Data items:
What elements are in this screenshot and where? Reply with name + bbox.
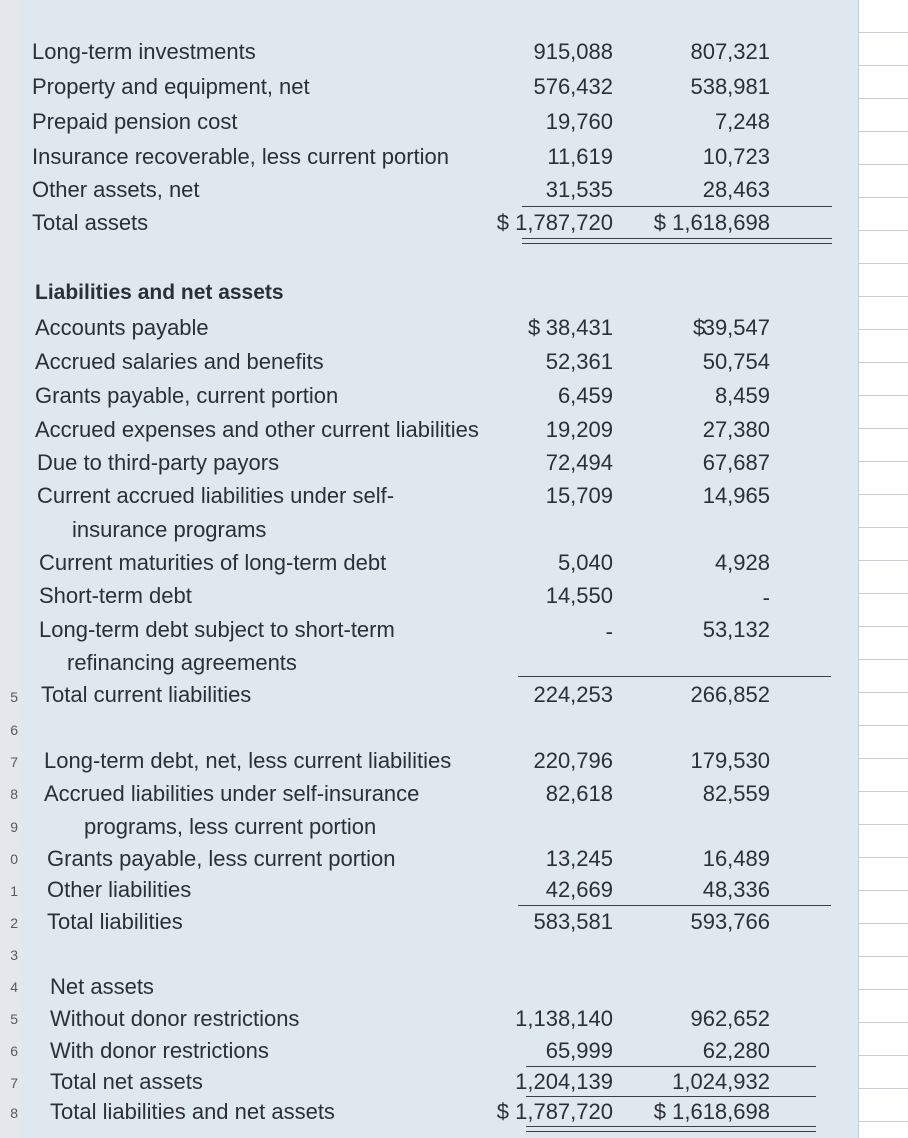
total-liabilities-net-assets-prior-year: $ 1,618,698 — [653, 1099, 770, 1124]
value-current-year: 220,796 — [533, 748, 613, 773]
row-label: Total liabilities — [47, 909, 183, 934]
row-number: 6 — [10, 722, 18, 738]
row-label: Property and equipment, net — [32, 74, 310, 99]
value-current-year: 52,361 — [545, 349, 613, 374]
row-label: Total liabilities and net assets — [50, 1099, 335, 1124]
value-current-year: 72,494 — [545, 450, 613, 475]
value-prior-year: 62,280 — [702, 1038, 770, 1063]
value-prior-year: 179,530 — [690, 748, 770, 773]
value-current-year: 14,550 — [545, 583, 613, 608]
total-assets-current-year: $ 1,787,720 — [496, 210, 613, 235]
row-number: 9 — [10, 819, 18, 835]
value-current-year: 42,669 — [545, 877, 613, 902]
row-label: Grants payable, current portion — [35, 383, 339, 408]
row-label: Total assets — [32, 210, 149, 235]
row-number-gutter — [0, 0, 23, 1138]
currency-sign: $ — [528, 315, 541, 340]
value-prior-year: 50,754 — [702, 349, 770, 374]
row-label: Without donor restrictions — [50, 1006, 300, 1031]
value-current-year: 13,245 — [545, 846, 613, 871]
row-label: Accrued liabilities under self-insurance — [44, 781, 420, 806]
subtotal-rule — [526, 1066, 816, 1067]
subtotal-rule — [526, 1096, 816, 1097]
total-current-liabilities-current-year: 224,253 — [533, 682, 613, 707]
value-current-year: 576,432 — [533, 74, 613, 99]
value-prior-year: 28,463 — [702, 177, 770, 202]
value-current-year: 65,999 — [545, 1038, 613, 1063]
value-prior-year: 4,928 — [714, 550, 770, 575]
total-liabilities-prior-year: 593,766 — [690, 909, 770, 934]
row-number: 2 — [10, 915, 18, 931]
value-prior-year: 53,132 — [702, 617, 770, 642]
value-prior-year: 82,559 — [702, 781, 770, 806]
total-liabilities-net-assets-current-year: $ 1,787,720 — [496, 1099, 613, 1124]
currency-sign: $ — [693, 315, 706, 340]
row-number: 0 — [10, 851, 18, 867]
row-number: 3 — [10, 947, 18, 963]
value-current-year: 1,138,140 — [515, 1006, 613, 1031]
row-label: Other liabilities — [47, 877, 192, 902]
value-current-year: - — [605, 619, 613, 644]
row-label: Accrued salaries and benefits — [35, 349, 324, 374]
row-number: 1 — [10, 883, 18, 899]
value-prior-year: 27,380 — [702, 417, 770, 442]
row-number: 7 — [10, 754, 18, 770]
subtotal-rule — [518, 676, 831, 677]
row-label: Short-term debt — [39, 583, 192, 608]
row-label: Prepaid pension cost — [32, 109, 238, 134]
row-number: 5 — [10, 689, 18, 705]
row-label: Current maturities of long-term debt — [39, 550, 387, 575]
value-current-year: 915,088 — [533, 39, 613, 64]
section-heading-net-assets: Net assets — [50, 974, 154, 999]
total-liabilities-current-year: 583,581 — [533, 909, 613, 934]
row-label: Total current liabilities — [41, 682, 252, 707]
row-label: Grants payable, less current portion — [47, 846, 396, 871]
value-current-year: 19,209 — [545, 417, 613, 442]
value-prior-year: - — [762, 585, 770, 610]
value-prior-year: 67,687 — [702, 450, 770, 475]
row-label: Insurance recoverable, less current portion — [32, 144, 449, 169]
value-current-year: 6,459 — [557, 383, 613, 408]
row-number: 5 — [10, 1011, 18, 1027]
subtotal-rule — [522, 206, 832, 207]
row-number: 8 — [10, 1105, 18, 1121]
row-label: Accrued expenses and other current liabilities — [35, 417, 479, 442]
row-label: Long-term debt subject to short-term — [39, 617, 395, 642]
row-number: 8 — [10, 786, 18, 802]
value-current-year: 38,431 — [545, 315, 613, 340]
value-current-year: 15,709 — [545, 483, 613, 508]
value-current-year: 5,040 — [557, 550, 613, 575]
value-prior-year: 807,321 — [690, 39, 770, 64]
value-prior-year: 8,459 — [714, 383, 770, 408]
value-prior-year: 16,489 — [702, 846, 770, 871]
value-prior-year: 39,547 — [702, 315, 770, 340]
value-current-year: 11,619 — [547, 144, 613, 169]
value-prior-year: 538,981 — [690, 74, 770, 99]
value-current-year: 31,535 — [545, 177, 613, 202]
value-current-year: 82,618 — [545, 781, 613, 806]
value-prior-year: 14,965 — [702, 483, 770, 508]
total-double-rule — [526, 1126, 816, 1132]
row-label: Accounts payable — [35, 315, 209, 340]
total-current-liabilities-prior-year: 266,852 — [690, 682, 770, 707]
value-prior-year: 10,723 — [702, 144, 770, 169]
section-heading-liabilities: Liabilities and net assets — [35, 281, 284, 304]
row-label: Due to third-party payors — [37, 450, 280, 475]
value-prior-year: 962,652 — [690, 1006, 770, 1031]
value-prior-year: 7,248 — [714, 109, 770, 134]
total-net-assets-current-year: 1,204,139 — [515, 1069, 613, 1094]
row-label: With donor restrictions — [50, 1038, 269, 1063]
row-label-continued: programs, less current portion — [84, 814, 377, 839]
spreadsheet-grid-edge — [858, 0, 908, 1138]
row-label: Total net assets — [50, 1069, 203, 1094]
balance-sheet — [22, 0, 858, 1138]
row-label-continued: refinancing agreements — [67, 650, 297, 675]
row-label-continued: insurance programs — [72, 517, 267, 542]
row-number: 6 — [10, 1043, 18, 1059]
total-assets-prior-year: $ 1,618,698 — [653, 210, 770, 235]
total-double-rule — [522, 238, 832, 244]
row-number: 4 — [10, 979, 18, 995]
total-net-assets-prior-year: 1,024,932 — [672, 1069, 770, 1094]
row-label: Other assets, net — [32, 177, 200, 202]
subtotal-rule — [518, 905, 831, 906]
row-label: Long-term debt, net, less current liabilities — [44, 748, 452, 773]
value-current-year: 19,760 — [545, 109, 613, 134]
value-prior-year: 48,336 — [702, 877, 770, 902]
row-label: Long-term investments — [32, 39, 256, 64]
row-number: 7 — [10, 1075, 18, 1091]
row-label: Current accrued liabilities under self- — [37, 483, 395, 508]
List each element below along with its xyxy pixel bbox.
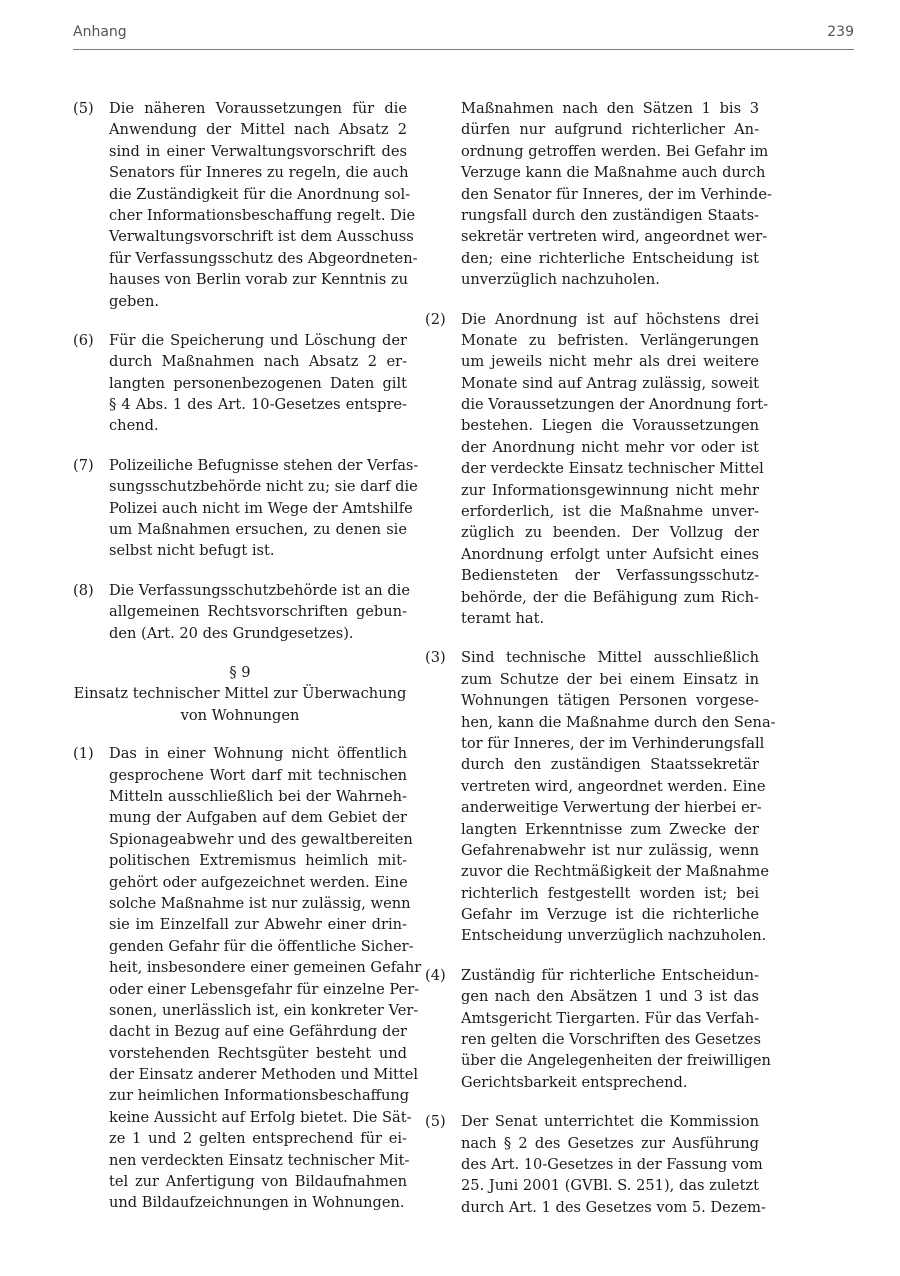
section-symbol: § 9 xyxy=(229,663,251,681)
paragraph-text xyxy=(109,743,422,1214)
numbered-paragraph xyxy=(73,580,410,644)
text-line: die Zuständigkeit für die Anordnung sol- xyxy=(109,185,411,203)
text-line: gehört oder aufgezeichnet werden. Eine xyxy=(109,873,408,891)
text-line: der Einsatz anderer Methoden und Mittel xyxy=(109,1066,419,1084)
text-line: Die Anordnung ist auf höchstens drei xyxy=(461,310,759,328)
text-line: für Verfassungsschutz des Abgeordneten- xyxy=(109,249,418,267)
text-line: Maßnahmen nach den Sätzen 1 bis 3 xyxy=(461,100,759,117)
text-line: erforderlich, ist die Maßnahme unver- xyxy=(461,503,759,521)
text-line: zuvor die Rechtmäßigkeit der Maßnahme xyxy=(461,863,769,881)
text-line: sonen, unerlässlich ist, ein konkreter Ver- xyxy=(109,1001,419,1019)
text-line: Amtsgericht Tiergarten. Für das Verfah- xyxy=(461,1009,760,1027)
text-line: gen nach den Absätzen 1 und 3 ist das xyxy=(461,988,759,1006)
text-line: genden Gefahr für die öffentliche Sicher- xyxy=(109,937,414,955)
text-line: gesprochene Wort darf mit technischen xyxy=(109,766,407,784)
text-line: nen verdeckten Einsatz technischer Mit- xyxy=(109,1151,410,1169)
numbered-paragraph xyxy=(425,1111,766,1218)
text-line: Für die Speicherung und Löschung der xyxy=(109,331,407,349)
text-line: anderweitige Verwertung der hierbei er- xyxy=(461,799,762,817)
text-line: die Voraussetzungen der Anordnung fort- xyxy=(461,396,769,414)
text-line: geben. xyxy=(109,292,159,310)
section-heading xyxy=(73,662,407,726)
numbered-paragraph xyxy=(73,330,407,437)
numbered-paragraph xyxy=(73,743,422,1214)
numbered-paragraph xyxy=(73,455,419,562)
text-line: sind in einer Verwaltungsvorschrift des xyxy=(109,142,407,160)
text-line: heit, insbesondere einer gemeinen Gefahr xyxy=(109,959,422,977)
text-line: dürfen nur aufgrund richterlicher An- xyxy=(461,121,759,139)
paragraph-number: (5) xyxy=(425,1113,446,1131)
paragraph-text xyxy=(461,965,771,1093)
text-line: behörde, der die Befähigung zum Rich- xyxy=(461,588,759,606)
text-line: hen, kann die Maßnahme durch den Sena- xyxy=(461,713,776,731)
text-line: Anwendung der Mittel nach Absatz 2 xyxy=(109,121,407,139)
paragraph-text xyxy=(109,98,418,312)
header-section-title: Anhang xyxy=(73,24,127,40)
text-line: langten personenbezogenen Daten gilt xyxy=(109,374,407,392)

» Directions
In the first item, rewrite the lines as a JSON list of strings, one string per line and blank lines omitted. Start with the line that contains "total-liabilities-net-assets-prior-year: $ 1,618,698" and continue through the line that contains "row-label: Property and".

» Solution for this problem
[
  "total-liabilities-net-assets-prior-year: $ 1,618,698 — [653, 1099, 770, 1124]",
  "value-current-year: 220,796 — [533, 748, 613, 773]",
  "row-label: Total liabilities — [47, 909, 183, 934]",
  "row-number: 6 — [10, 722, 18, 738]",
  "row-label: Property and equipment, net — [32, 74, 310, 99]"
]